(Items from a figure collection)

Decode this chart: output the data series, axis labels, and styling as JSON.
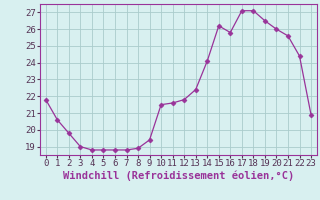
{
  "x": [
    0,
    1,
    2,
    3,
    4,
    5,
    6,
    7,
    8,
    9,
    10,
    11,
    12,
    13,
    14,
    15,
    16,
    17,
    18,
    19,
    20,
    21,
    22,
    23
  ],
  "y": [
    21.8,
    20.6,
    19.8,
    19.0,
    18.8,
    18.8,
    18.8,
    18.8,
    18.9,
    19.4,
    21.5,
    21.6,
    21.8,
    22.4,
    24.1,
    26.2,
    25.8,
    27.1,
    27.1,
    26.5,
    26.0,
    25.6,
    24.4,
    20.9
  ],
  "xlim": [
    -0.5,
    23.5
  ],
  "ylim": [
    18.5,
    27.5
  ],
  "yticks": [
    19,
    20,
    21,
    22,
    23,
    24,
    25,
    26,
    27
  ],
  "xticks": [
    0,
    1,
    2,
    3,
    4,
    5,
    6,
    7,
    8,
    9,
    10,
    11,
    12,
    13,
    14,
    15,
    16,
    17,
    18,
    19,
    20,
    21,
    22,
    23
  ],
  "xlabel": "Windchill (Refroidissement éolien,°C)",
  "line_color": "#993399",
  "marker": "D",
  "marker_size": 2.5,
  "bg_color": "#d8f0f0",
  "grid_color": "#aacccc",
  "tick_label_fontsize": 6.5,
  "xlabel_fontsize": 7.5
}
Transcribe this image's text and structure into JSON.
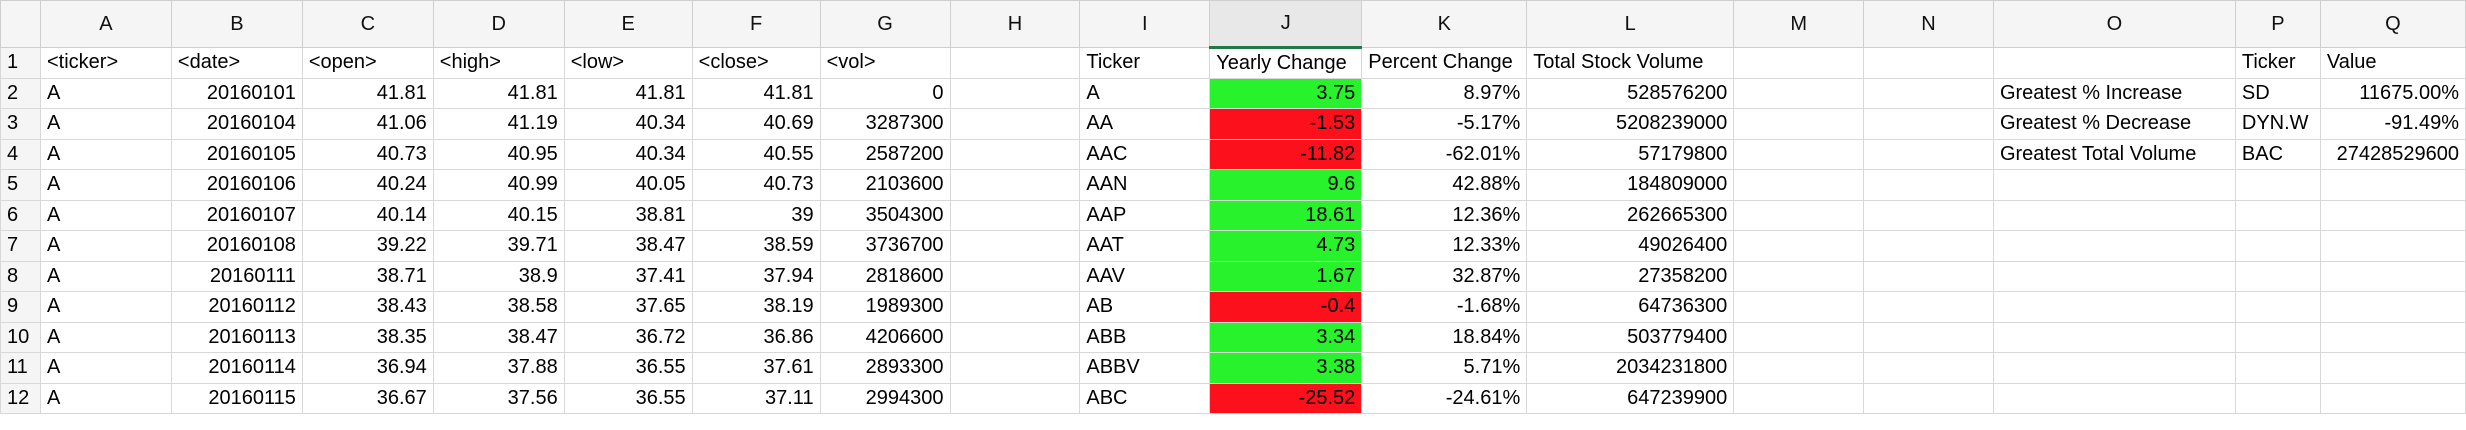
{
  "colors": {
    "positive_fill": "#27f22b",
    "negative_fill": "#fb101c",
    "header_bg": "#f5f5f5",
    "selected_column_border": "#1f7a45"
  },
  "columns": [
    "A",
    "B",
    "C",
    "D",
    "E",
    "F",
    "G",
    "H",
    "I",
    "J",
    "K",
    "L",
    "M",
    "N",
    "O",
    "P",
    "Q"
  ],
  "selected_column": "J",
  "rows": [
    {
      "row": "1",
      "A": "<ticker>",
      "B": "<date>",
      "C": "<open>",
      "D": "<high>",
      "E": "<low>",
      "F": "<close>",
      "G": "<vol>",
      "I": "Ticker",
      "J": "Yearly Change",
      "K": "Percent Change",
      "L": "Total Stock Volume",
      "O": "",
      "P": "Ticker",
      "Q": "Value"
    },
    {
      "row": "2",
      "A": "A",
      "B": "20160101",
      "C": "41.81",
      "D": "41.81",
      "E": "41.81",
      "F": "41.81",
      "G": "0",
      "I": "A",
      "J": "3.75",
      "K": "8.97%",
      "L": "528576200",
      "O": "Greatest % Increase",
      "P": "SD",
      "Q": "11675.00%"
    },
    {
      "row": "3",
      "A": "A",
      "B": "20160104",
      "C": "41.06",
      "D": "41.19",
      "E": "40.34",
      "F": "40.69",
      "G": "3287300",
      "I": "AA",
      "J": "-1.53",
      "K": "-5.17%",
      "L": "5208239000",
      "O": "Greatest % Decrease",
      "P": "DYN.W",
      "Q": "-91.49%"
    },
    {
      "row": "4",
      "A": "A",
      "B": "20160105",
      "C": "40.73",
      "D": "40.95",
      "E": "40.34",
      "F": "40.55",
      "G": "2587200",
      "I": "AAC",
      "J": "-11.82",
      "K": "-62.01%",
      "L": "57179800",
      "O": "Greatest Total Volume",
      "P": "BAC",
      "Q": "27428529600"
    },
    {
      "row": "5",
      "A": "A",
      "B": "20160106",
      "C": "40.24",
      "D": "40.99",
      "E": "40.05",
      "F": "40.73",
      "G": "2103600",
      "I": "AAN",
      "J": "9.6",
      "K": "42.88%",
      "L": "184809000"
    },
    {
      "row": "6",
      "A": "A",
      "B": "20160107",
      "C": "40.14",
      "D": "40.15",
      "E": "38.81",
      "F": "39",
      "G": "3504300",
      "I": "AAP",
      "J": "18.61",
      "K": "12.36%",
      "L": "262665300"
    },
    {
      "row": "7",
      "A": "A",
      "B": "20160108",
      "C": "39.22",
      "D": "39.71",
      "E": "38.47",
      "F": "38.59",
      "G": "3736700",
      "I": "AAT",
      "J": "4.73",
      "K": "12.33%",
      "L": "49026400"
    },
    {
      "row": "8",
      "A": "A",
      "B": "20160111",
      "C": "38.71",
      "D": "38.9",
      "E": "37.41",
      "F": "37.94",
      "G": "2818600",
      "I": "AAV",
      "J": "1.67",
      "K": "32.87%",
      "L": "27358200"
    },
    {
      "row": "9",
      "A": "A",
      "B": "20160112",
      "C": "38.43",
      "D": "38.58",
      "E": "37.65",
      "F": "38.19",
      "G": "1989300",
      "I": "AB",
      "J": "-0.4",
      "K": "-1.68%",
      "L": "64736300"
    },
    {
      "row": "10",
      "A": "A",
      "B": "20160113",
      "C": "38.35",
      "D": "38.47",
      "E": "36.72",
      "F": "36.86",
      "G": "4206600",
      "I": "ABB",
      "J": "3.34",
      "K": "18.84%",
      "L": "503779400"
    },
    {
      "row": "11",
      "A": "A",
      "B": "20160114",
      "C": "36.94",
      "D": "37.88",
      "E": "36.55",
      "F": "37.61",
      "G": "2893300",
      "I": "ABBV",
      "J": "3.38",
      "K": "5.71%",
      "L": "2034231800"
    },
    {
      "row": "12",
      "A": "A",
      "B": "20160115",
      "C": "36.67",
      "D": "37.56",
      "E": "36.55",
      "F": "37.11",
      "G": "2994300",
      "I": "ABC",
      "J": "-25.52",
      "K": "-24.61%",
      "L": "647239900"
    }
  ]
}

> Stated exercise
How many lines in the records above contain the word "Total"? Give only the number.

> Reply
2